> _Stated problem_
Reproduce each line that includes the word "ylabel".

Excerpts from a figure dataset
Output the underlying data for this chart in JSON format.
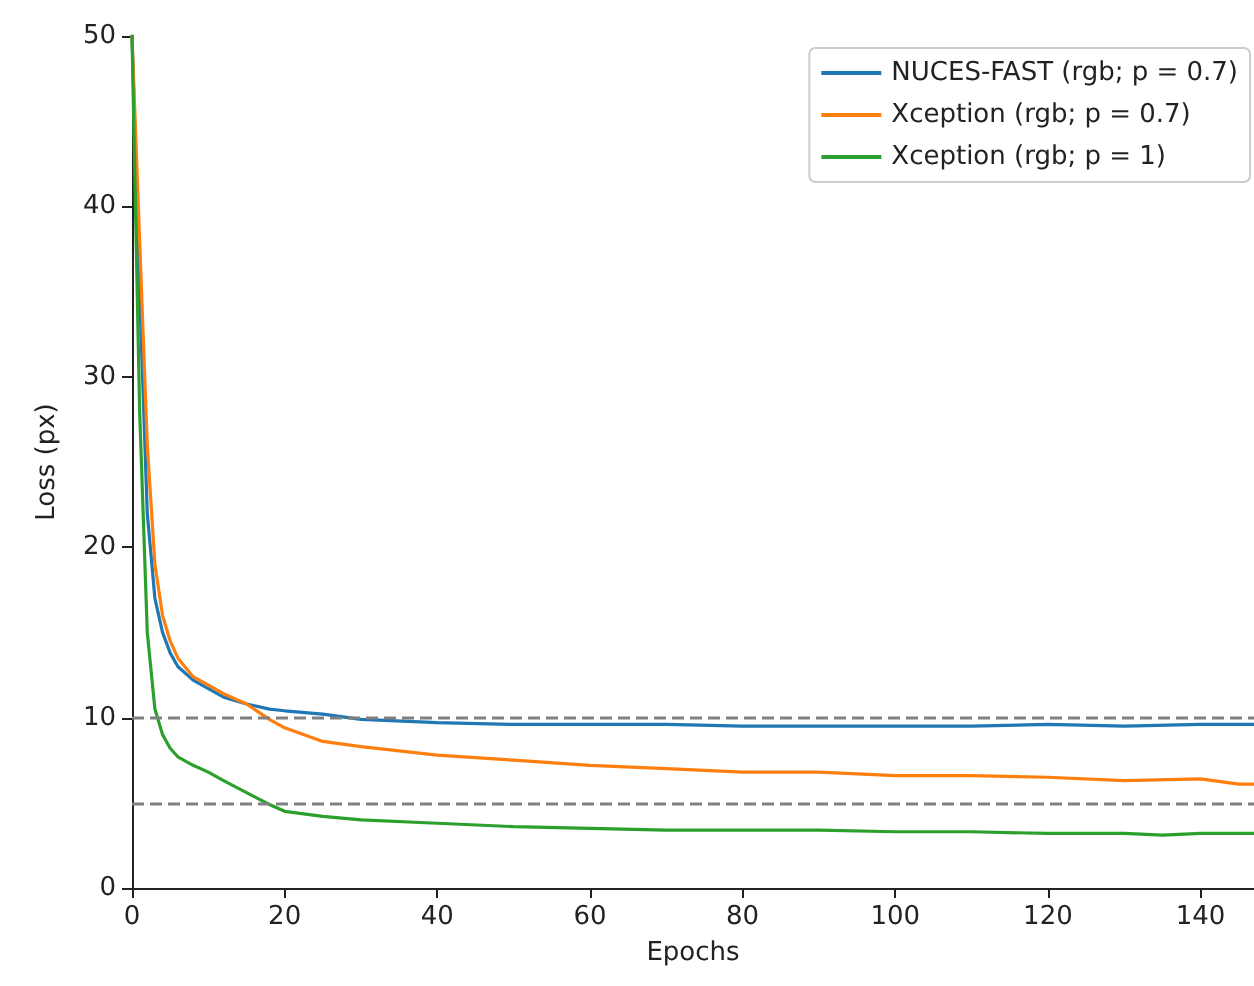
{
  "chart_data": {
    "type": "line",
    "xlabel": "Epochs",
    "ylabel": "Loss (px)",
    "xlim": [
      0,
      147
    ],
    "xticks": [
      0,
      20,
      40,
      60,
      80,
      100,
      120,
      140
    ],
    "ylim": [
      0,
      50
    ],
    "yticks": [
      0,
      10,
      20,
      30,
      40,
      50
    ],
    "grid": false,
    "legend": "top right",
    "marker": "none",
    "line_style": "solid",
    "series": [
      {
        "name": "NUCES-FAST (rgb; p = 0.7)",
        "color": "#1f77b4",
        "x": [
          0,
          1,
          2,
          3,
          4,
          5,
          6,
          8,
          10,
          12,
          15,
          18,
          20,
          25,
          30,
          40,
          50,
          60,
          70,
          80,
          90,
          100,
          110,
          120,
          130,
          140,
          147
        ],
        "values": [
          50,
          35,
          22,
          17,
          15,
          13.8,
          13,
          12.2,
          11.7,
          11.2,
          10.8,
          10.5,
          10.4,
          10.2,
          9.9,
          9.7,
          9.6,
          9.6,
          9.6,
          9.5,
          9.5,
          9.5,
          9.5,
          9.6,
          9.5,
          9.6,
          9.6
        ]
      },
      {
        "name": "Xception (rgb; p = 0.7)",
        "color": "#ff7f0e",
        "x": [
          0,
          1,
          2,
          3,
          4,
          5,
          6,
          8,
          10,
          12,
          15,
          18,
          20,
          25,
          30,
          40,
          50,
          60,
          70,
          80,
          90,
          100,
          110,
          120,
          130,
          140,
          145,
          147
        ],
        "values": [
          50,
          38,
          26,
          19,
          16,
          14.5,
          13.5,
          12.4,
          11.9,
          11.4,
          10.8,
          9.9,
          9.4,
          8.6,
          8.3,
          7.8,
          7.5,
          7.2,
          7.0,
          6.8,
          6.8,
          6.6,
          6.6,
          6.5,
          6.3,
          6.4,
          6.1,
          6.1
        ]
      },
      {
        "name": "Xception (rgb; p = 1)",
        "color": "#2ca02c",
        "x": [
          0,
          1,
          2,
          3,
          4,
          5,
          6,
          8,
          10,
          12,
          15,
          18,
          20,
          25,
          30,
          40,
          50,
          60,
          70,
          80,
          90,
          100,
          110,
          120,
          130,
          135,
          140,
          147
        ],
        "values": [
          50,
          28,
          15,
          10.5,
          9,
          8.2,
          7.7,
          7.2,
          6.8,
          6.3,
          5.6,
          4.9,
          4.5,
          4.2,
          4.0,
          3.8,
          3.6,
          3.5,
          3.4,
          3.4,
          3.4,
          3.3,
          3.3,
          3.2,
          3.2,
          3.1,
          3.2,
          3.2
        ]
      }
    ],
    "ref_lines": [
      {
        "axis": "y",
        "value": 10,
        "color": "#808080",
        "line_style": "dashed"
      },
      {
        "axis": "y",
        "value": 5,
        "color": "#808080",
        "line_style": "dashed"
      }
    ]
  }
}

==

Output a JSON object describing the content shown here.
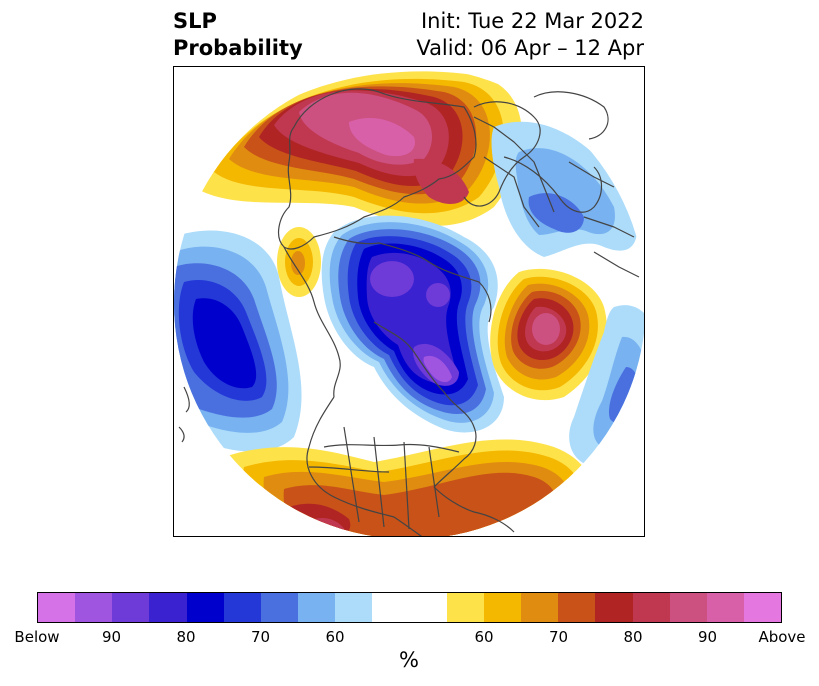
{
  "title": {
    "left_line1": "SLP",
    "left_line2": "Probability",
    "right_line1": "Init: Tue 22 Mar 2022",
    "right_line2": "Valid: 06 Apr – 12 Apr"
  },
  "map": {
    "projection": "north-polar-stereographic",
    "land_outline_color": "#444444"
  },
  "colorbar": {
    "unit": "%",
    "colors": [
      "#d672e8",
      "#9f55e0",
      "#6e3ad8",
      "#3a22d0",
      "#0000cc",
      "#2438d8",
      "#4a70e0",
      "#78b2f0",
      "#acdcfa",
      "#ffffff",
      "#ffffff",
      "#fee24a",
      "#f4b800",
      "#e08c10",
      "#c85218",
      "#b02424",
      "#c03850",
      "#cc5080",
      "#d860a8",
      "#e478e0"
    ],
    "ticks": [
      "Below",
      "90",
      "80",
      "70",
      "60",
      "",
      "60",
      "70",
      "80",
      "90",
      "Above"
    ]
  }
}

--

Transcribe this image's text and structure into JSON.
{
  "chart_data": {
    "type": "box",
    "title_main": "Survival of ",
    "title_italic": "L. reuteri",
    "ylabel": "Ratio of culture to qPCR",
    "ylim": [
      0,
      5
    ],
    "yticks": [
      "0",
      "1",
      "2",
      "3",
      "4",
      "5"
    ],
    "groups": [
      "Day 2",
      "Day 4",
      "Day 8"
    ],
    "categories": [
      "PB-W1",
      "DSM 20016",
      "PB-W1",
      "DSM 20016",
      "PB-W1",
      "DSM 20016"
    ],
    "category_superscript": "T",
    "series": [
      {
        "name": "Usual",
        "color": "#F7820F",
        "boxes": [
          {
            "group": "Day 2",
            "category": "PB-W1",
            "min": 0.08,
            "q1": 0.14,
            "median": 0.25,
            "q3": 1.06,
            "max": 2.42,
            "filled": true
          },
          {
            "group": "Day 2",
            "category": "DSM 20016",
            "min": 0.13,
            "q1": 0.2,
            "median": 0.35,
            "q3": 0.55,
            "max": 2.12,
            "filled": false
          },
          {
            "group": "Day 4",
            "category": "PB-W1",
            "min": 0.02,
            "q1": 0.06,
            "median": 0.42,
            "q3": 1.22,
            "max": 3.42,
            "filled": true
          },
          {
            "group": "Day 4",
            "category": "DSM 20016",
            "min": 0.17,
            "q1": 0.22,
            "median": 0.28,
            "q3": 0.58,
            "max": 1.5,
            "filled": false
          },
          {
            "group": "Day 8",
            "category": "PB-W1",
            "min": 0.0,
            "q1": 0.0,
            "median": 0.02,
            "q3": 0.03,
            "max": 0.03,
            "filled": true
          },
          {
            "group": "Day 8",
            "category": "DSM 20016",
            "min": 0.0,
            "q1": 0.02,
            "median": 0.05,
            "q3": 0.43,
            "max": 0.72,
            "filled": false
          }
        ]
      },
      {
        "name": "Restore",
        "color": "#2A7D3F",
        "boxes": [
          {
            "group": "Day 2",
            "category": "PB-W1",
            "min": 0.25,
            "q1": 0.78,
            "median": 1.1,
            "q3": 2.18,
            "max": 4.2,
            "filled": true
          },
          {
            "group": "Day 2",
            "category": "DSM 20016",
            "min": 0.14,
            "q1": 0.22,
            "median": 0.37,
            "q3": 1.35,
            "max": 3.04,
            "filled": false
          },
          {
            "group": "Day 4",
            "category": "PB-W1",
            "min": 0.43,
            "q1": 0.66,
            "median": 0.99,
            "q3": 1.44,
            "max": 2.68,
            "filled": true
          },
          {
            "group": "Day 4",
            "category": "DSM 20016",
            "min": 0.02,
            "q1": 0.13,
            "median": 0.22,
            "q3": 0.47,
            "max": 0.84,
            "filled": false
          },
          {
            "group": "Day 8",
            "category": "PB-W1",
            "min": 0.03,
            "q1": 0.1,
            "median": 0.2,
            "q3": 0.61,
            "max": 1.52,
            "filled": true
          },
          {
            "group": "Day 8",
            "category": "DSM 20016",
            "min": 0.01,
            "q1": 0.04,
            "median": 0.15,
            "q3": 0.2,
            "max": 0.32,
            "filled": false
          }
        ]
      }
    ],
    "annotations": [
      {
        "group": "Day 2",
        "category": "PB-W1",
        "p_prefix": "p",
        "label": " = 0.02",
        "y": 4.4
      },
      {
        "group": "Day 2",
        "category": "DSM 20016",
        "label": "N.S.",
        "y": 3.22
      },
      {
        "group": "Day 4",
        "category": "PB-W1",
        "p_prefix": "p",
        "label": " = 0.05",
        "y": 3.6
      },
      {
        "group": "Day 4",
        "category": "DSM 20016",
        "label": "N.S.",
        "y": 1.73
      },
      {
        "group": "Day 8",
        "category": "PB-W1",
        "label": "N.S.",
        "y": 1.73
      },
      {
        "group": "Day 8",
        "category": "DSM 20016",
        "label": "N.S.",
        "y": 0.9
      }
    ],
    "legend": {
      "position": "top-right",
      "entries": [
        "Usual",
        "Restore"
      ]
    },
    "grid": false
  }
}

> _Task response_
    "ylabel": "Loss (px)",
    "ylabel": "Ratio of culture to qPCR",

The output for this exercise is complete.